- _Exercise requirements_: Go through the records and show each line where the word "shall" occurs.
───── Excerpted records
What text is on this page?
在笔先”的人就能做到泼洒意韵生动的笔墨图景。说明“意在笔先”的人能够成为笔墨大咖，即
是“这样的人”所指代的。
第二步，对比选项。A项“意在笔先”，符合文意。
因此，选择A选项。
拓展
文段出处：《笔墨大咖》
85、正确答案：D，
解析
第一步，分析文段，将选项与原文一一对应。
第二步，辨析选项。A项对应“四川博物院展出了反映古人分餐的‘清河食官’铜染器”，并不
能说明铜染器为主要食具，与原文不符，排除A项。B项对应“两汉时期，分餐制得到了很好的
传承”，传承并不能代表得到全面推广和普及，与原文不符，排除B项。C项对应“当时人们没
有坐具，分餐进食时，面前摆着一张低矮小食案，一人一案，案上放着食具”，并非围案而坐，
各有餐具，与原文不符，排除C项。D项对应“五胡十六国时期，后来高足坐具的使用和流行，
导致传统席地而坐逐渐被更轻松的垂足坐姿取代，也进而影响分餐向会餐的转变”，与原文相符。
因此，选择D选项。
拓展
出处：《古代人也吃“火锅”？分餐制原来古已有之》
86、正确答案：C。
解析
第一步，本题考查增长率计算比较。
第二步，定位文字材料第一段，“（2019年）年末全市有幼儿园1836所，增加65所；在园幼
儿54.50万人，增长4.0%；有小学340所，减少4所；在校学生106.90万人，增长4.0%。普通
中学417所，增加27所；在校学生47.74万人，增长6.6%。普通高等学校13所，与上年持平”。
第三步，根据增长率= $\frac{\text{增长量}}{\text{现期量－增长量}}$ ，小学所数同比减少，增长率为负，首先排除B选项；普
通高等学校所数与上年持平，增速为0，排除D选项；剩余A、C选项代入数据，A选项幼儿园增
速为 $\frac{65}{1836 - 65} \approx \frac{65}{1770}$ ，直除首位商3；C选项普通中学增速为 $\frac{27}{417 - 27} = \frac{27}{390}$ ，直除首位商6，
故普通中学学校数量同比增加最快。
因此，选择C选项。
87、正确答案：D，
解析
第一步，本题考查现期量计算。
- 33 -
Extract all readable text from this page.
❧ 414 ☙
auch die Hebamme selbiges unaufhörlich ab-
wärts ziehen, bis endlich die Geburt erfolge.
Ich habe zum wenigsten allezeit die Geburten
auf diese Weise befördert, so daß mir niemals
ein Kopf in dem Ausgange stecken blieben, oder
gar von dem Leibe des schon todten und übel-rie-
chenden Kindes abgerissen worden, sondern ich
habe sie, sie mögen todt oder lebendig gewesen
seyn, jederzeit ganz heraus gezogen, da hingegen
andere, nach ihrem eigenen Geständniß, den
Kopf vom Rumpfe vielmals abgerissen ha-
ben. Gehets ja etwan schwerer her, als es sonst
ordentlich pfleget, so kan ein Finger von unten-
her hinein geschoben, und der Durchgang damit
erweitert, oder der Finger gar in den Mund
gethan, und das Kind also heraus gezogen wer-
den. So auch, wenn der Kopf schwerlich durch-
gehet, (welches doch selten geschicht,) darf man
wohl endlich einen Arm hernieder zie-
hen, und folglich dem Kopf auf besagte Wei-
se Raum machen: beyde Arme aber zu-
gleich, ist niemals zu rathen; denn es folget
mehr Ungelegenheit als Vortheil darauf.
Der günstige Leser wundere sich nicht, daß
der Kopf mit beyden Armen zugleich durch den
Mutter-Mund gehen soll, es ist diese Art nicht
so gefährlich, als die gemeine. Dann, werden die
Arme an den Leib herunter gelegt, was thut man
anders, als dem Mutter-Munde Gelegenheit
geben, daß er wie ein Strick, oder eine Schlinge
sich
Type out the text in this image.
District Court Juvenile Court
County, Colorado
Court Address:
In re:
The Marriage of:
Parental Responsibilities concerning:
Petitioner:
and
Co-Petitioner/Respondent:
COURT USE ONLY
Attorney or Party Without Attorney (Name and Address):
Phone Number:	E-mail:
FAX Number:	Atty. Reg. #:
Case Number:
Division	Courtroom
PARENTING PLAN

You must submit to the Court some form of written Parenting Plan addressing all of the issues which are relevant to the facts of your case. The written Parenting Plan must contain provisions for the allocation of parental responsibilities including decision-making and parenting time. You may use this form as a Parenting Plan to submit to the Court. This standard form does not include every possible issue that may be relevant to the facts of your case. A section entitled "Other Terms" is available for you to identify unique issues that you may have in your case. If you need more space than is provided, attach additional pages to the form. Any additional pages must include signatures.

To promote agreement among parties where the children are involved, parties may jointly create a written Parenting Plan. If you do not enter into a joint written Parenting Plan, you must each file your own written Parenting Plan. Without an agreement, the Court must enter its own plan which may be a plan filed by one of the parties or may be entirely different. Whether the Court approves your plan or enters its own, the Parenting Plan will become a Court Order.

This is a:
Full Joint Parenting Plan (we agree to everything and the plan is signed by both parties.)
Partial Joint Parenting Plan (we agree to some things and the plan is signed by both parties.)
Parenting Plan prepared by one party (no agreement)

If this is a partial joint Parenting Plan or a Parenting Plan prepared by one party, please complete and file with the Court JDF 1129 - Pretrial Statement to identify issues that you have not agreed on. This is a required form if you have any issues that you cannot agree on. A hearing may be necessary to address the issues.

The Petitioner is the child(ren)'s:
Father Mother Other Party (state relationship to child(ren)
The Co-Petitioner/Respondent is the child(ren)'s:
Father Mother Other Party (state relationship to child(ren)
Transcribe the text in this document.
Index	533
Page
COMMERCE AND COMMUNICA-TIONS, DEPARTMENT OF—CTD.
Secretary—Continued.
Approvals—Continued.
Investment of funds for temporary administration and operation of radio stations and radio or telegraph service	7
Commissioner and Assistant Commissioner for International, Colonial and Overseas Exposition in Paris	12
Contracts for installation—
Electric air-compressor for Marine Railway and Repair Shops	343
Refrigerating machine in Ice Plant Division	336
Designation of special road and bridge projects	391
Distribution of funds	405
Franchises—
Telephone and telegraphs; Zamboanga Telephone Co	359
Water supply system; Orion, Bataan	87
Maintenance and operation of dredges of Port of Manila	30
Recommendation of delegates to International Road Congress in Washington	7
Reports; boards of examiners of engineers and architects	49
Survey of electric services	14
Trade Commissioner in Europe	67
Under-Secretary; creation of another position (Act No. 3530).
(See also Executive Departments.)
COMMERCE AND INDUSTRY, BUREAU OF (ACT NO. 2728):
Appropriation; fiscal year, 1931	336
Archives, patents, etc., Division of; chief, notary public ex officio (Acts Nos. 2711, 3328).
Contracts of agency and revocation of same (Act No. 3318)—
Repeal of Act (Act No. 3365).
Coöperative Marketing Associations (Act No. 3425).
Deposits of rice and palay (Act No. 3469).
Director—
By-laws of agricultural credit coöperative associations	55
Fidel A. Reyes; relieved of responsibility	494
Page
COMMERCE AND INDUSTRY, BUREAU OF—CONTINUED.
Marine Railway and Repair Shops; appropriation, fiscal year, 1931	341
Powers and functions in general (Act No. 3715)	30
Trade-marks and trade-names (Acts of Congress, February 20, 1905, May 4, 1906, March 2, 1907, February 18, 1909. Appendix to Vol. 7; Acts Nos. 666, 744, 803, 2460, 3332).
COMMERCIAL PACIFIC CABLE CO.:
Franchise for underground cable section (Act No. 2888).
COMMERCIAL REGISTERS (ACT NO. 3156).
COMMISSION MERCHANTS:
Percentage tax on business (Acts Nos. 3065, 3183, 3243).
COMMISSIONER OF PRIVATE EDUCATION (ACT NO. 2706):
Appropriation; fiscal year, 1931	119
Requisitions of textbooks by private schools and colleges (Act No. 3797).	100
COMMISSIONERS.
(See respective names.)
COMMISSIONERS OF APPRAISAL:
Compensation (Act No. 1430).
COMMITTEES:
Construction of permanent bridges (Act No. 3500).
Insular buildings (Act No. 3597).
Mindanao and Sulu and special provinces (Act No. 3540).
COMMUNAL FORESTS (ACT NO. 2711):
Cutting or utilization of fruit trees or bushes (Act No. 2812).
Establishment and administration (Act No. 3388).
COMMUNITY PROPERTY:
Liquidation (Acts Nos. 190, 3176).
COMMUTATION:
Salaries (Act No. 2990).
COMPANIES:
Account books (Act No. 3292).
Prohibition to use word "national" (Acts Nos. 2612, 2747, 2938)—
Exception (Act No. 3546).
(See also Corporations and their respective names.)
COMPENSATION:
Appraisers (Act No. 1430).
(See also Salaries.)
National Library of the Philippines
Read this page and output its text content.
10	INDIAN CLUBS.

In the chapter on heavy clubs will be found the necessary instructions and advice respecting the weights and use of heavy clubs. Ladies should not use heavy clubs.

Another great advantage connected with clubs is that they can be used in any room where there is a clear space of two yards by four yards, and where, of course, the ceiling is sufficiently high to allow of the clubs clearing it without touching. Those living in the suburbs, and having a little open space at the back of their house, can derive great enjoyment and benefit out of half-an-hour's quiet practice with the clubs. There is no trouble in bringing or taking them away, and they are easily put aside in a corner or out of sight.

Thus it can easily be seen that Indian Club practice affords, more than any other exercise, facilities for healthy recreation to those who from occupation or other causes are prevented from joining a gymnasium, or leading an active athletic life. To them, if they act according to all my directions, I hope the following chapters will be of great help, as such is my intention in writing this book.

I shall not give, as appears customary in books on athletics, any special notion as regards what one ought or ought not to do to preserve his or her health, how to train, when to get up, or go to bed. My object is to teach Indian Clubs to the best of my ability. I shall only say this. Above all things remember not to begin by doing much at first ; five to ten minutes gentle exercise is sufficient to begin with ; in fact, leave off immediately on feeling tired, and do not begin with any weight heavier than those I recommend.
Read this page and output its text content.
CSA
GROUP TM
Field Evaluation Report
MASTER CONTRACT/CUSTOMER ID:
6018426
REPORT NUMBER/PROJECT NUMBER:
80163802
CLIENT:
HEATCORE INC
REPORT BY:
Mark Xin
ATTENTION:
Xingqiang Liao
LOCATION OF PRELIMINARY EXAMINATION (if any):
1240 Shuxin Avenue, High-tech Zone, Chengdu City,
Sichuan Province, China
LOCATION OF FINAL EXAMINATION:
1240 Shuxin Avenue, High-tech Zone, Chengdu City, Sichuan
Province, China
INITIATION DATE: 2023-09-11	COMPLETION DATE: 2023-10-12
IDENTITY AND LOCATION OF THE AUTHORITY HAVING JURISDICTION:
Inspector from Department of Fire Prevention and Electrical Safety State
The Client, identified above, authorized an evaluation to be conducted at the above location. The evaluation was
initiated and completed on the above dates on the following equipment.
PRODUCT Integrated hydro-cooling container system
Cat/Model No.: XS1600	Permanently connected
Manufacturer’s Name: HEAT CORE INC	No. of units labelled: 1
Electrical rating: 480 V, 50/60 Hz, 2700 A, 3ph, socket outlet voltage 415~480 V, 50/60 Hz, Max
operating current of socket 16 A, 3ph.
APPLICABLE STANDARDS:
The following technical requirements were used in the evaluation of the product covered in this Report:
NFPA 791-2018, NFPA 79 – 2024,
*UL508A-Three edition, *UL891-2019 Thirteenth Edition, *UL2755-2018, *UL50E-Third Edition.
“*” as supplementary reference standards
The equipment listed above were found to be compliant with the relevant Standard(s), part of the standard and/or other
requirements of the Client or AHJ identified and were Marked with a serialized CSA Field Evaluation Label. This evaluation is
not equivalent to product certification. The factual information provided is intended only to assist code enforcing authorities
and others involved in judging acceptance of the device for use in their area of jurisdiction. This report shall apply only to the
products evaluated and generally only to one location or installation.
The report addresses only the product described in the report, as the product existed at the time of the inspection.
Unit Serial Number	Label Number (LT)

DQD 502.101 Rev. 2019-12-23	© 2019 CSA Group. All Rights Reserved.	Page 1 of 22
──────────
- _Answer to this problem_:
I shall not give, as appears customary in books on athletics, any special notion as regards what one ought or ought not to do to preserve his or her health, how to train, when to get up, or go to bed. My object is to teach Indian Clubs to the best of my ability. I shall only say this. Above all things remember not to begin by doing much at first ; five to ten minutes gentle exercise is sufficient to begin with ; in fact, leave off immediately on feeling tired, and do not begin with any weight heavier than those I recommend.
and others involved in judging acceptance of the device for use in their area of jurisdiction. This report shall apply only to the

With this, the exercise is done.